■ **Listed entries**
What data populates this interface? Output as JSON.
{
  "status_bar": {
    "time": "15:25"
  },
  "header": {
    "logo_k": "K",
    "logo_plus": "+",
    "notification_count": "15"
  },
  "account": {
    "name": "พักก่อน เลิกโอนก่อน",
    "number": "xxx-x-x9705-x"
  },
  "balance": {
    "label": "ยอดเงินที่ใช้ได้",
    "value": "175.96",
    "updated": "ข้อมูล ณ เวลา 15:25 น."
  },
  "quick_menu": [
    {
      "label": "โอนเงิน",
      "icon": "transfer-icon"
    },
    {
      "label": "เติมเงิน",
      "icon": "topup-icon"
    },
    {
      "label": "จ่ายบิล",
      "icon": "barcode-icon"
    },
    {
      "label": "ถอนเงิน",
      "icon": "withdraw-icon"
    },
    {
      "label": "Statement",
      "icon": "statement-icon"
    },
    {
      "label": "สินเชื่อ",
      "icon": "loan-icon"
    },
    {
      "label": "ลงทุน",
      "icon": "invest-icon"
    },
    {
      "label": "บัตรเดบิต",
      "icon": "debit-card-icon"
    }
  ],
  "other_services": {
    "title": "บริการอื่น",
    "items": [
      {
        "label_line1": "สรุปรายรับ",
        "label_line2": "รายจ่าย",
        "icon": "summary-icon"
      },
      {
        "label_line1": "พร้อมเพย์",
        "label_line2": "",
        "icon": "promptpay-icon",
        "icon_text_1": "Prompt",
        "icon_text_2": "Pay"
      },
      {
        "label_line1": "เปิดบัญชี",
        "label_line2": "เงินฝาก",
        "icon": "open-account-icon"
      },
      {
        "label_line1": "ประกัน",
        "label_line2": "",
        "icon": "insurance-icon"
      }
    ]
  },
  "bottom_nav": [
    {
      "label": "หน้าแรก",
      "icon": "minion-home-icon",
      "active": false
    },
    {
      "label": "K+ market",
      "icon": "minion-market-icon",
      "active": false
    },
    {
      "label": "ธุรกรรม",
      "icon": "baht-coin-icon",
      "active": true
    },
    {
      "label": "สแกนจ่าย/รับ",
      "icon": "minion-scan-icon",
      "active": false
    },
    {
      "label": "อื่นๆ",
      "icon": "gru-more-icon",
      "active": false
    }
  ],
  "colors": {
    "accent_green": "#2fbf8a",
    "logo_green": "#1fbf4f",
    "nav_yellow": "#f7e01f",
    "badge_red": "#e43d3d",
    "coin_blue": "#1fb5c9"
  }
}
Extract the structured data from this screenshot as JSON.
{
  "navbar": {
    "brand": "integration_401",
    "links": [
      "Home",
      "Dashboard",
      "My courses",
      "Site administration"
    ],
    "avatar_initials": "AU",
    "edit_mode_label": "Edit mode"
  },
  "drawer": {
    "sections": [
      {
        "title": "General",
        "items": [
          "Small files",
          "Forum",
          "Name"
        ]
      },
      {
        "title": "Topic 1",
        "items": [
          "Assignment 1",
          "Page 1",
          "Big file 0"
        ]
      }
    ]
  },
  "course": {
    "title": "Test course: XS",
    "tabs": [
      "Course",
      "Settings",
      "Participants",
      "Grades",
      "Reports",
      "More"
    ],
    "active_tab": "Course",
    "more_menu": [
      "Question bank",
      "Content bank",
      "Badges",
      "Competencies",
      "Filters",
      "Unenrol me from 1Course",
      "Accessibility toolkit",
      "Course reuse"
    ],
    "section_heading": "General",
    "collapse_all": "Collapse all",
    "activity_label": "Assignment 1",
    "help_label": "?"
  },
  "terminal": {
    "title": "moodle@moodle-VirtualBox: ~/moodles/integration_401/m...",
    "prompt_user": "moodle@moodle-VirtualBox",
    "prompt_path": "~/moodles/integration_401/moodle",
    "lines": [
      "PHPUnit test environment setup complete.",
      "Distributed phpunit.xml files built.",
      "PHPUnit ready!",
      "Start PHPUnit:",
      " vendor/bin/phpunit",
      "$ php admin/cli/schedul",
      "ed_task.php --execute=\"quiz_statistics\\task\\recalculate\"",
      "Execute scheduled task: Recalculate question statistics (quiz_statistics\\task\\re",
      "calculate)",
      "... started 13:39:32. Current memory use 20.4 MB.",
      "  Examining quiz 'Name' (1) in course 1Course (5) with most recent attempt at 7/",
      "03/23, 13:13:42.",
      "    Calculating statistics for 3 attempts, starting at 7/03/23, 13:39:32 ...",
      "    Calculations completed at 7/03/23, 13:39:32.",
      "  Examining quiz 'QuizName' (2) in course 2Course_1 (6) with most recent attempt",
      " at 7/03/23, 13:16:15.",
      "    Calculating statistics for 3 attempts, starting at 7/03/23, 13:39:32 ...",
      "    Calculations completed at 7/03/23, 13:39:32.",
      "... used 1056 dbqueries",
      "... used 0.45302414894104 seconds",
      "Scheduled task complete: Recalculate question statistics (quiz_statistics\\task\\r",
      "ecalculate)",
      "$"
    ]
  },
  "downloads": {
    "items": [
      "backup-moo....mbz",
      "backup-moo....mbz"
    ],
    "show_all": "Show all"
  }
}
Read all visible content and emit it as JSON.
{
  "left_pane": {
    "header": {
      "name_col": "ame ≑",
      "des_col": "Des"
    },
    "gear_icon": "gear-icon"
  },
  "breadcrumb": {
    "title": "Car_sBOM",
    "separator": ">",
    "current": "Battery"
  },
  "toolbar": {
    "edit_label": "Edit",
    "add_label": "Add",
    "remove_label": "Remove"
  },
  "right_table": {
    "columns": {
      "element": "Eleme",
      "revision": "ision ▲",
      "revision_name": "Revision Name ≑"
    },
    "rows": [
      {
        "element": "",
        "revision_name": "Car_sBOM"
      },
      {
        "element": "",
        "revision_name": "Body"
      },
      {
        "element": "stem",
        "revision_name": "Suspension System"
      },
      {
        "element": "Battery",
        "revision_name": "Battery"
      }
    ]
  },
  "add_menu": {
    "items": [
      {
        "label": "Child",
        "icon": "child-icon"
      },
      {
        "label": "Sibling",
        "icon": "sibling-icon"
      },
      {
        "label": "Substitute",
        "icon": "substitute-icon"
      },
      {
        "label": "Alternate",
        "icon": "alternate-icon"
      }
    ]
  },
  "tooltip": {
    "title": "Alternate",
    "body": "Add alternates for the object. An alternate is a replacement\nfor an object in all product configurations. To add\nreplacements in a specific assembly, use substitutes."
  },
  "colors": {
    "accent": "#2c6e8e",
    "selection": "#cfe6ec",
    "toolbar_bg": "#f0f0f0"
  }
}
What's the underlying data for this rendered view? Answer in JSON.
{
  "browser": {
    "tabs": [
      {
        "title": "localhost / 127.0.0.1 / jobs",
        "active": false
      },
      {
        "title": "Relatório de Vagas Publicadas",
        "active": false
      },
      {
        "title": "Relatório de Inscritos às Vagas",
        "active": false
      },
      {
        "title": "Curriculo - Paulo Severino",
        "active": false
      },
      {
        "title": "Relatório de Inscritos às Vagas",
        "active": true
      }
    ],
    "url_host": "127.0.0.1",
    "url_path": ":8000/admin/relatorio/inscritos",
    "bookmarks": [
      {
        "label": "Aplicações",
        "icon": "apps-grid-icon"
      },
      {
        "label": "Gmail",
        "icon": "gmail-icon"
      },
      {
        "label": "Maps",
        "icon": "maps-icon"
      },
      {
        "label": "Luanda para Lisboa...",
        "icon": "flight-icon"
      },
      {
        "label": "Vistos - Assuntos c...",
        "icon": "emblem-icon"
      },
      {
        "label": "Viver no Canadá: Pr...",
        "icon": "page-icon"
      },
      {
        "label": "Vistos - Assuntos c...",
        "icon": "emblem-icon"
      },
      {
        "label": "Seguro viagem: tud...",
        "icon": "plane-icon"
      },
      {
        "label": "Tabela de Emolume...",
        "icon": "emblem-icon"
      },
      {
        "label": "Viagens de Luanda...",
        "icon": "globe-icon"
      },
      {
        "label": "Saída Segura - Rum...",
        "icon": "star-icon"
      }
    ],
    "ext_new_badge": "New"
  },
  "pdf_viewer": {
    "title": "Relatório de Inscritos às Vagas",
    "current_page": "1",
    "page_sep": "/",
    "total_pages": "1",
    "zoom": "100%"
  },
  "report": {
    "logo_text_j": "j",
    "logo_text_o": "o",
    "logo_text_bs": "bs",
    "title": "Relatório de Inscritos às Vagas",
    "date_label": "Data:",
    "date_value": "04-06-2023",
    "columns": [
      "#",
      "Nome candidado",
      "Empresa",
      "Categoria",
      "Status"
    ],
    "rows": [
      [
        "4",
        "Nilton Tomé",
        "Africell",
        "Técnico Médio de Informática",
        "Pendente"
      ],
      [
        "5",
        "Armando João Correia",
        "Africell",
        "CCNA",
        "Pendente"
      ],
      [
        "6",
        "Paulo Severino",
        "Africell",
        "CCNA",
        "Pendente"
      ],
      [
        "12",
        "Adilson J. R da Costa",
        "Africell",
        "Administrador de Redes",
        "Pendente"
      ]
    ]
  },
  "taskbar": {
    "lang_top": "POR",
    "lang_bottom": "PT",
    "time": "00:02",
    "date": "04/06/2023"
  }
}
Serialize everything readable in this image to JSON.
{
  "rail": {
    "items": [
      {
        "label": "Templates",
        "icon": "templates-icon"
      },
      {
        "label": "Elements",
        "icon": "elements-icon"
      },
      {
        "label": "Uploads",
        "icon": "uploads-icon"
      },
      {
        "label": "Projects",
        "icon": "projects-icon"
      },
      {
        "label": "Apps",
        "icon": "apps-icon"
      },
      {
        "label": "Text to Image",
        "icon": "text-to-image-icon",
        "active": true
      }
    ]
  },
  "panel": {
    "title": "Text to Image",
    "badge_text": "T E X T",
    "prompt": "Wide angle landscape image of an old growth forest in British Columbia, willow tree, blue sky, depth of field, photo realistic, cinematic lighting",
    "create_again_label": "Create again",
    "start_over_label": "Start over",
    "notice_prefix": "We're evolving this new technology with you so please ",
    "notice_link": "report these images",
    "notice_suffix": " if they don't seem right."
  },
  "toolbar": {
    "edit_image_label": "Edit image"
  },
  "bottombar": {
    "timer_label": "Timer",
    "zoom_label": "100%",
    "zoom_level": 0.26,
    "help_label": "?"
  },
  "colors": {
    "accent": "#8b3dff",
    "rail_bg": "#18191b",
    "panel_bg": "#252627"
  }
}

■ **Requirements**
Collect the lines of the data that carry the word "JSON".

■ **Answer to the problem**
What data populates this interface? Output as JSON.
Extract the structured data from this screenshot as JSON.
Read all visible content and emit it as JSON.
What's the underlying data for this rendered view? Answer in JSON.
Serialize everything readable in this image to JSON.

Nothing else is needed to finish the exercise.